> _Work to be completed_
Wherever "title" appears in a line, list that line.

> _Provided material_
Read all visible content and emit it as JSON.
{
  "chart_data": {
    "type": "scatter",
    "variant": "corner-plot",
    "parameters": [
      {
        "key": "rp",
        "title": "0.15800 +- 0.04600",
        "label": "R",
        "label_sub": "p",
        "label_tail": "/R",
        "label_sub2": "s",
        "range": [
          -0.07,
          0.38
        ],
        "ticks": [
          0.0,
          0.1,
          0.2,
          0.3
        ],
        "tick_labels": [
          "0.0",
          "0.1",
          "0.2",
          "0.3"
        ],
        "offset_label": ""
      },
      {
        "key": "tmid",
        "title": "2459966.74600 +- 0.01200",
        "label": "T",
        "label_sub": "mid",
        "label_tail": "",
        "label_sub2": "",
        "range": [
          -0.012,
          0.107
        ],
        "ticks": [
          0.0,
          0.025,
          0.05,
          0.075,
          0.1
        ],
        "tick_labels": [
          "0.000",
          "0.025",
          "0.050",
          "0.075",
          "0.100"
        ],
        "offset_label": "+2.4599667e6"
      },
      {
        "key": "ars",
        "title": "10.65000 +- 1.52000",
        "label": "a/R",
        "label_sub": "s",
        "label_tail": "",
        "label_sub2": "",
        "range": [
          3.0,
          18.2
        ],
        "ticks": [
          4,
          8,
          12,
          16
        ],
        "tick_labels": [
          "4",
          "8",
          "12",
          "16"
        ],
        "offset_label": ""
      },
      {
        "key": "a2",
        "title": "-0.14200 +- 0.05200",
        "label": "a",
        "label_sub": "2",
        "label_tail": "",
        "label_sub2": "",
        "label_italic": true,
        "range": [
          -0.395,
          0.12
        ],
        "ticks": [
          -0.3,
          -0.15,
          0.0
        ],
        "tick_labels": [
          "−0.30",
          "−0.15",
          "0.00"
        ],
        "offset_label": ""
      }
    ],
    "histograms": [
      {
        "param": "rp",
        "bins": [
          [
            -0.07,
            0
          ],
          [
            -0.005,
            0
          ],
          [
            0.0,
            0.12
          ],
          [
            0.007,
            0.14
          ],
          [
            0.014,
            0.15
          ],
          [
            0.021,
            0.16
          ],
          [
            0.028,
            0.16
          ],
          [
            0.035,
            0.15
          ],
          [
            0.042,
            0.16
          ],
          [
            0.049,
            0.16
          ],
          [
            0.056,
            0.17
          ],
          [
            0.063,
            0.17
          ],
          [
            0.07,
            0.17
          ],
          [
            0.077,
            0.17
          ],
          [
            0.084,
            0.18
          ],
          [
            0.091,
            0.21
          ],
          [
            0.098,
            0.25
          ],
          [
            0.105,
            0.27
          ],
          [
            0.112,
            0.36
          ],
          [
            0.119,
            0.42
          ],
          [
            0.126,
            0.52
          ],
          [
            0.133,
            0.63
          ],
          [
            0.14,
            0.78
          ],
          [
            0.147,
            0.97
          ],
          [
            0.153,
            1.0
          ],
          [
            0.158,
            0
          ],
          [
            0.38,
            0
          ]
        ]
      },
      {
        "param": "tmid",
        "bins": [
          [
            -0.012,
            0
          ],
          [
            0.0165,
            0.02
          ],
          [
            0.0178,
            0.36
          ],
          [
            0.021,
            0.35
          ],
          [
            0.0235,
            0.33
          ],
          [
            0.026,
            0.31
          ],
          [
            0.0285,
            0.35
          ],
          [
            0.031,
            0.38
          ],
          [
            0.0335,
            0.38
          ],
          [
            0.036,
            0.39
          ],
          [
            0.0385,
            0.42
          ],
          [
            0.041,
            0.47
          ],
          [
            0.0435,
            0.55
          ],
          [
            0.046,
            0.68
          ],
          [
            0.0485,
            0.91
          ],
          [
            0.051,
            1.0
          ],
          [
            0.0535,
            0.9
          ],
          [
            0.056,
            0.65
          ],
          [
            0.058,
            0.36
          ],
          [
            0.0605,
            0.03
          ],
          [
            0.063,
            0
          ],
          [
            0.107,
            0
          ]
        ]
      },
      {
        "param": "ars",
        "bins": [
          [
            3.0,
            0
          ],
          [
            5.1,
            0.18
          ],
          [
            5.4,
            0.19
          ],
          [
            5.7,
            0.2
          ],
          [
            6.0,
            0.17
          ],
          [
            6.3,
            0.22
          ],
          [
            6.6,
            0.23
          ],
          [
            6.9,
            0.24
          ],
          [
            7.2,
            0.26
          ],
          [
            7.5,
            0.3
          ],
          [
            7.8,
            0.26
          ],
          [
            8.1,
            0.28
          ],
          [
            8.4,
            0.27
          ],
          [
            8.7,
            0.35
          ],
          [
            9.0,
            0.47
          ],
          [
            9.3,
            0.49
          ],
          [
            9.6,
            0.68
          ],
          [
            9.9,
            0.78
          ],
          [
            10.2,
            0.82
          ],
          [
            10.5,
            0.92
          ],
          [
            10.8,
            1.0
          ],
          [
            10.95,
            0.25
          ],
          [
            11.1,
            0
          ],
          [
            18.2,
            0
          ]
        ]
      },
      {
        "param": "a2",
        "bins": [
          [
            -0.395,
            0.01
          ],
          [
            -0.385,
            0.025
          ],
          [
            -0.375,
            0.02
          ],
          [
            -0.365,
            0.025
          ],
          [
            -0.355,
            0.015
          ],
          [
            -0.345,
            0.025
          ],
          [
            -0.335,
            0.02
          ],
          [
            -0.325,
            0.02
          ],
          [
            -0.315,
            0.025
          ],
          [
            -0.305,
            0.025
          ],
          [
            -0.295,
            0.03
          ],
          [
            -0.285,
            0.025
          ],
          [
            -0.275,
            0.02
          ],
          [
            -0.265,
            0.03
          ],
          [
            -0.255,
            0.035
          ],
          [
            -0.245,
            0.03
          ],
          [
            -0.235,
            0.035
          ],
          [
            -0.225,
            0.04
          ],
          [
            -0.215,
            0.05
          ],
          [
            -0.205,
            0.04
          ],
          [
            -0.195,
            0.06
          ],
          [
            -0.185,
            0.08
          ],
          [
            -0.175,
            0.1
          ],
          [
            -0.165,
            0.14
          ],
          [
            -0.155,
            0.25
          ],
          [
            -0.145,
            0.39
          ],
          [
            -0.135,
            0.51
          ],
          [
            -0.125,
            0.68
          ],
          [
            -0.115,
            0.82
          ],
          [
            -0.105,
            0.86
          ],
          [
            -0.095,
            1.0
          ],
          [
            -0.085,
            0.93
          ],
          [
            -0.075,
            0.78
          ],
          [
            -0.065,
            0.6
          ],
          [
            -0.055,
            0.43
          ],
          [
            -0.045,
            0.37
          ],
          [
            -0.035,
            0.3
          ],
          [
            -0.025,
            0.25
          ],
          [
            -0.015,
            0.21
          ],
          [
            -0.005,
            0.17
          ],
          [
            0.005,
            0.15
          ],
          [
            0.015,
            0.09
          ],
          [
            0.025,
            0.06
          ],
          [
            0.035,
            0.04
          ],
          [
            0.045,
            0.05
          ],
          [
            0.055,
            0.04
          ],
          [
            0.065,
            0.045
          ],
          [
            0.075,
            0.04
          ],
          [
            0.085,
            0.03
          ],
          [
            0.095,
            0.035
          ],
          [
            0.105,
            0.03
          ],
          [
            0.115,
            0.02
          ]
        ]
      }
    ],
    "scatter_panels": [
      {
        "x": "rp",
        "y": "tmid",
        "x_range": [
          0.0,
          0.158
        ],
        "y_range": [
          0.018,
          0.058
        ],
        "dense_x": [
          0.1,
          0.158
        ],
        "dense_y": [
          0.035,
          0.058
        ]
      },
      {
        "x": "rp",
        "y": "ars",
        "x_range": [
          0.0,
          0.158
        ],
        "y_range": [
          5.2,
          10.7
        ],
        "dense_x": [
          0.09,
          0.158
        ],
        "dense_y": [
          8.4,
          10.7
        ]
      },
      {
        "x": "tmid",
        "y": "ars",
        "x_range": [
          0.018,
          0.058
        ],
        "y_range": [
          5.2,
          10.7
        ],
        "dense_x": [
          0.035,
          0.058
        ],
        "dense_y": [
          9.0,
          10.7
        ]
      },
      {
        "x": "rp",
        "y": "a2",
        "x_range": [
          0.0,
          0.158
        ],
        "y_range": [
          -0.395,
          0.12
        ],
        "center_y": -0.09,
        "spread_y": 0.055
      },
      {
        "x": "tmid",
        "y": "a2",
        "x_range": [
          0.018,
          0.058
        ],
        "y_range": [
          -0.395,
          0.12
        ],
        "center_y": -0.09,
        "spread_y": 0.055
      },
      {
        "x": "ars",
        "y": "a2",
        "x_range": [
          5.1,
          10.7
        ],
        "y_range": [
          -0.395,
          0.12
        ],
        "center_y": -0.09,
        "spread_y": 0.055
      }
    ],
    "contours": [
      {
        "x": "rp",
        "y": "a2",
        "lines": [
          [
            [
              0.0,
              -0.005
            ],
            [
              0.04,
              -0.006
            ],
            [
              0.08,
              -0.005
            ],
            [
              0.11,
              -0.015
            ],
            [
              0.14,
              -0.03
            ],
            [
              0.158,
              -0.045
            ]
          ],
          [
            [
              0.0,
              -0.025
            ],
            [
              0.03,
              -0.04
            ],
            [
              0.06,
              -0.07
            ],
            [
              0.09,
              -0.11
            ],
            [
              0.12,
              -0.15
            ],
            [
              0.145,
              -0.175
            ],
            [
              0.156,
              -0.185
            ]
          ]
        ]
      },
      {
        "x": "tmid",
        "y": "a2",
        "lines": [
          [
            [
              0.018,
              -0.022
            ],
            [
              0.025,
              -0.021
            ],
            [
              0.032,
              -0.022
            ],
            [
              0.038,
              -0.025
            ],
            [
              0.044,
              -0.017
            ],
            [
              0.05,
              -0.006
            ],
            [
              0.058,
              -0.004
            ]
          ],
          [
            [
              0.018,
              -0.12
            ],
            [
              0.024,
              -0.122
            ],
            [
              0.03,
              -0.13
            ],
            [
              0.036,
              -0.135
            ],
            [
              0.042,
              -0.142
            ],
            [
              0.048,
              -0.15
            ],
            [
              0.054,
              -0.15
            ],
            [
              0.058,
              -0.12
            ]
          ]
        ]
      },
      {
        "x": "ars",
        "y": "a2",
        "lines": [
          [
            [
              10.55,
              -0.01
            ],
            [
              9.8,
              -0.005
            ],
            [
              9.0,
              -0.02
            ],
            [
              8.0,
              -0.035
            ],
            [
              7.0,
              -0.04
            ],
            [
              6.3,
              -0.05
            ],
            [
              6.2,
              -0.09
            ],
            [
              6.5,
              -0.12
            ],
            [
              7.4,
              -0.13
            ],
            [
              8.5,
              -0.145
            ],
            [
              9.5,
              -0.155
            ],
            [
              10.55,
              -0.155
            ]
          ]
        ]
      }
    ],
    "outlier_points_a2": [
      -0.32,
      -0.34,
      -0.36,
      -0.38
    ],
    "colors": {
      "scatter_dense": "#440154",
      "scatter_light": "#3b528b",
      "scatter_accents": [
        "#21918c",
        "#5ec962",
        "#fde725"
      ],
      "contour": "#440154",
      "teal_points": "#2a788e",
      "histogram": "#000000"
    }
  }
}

> _Completed exercise_
        "title": "0.15800 +- 0.04600",
        "title": "2459966.74600 +- 0.01200",
        "title": "10.65000 +- 1.52000",
        "title": "-0.14200 +- 0.05200",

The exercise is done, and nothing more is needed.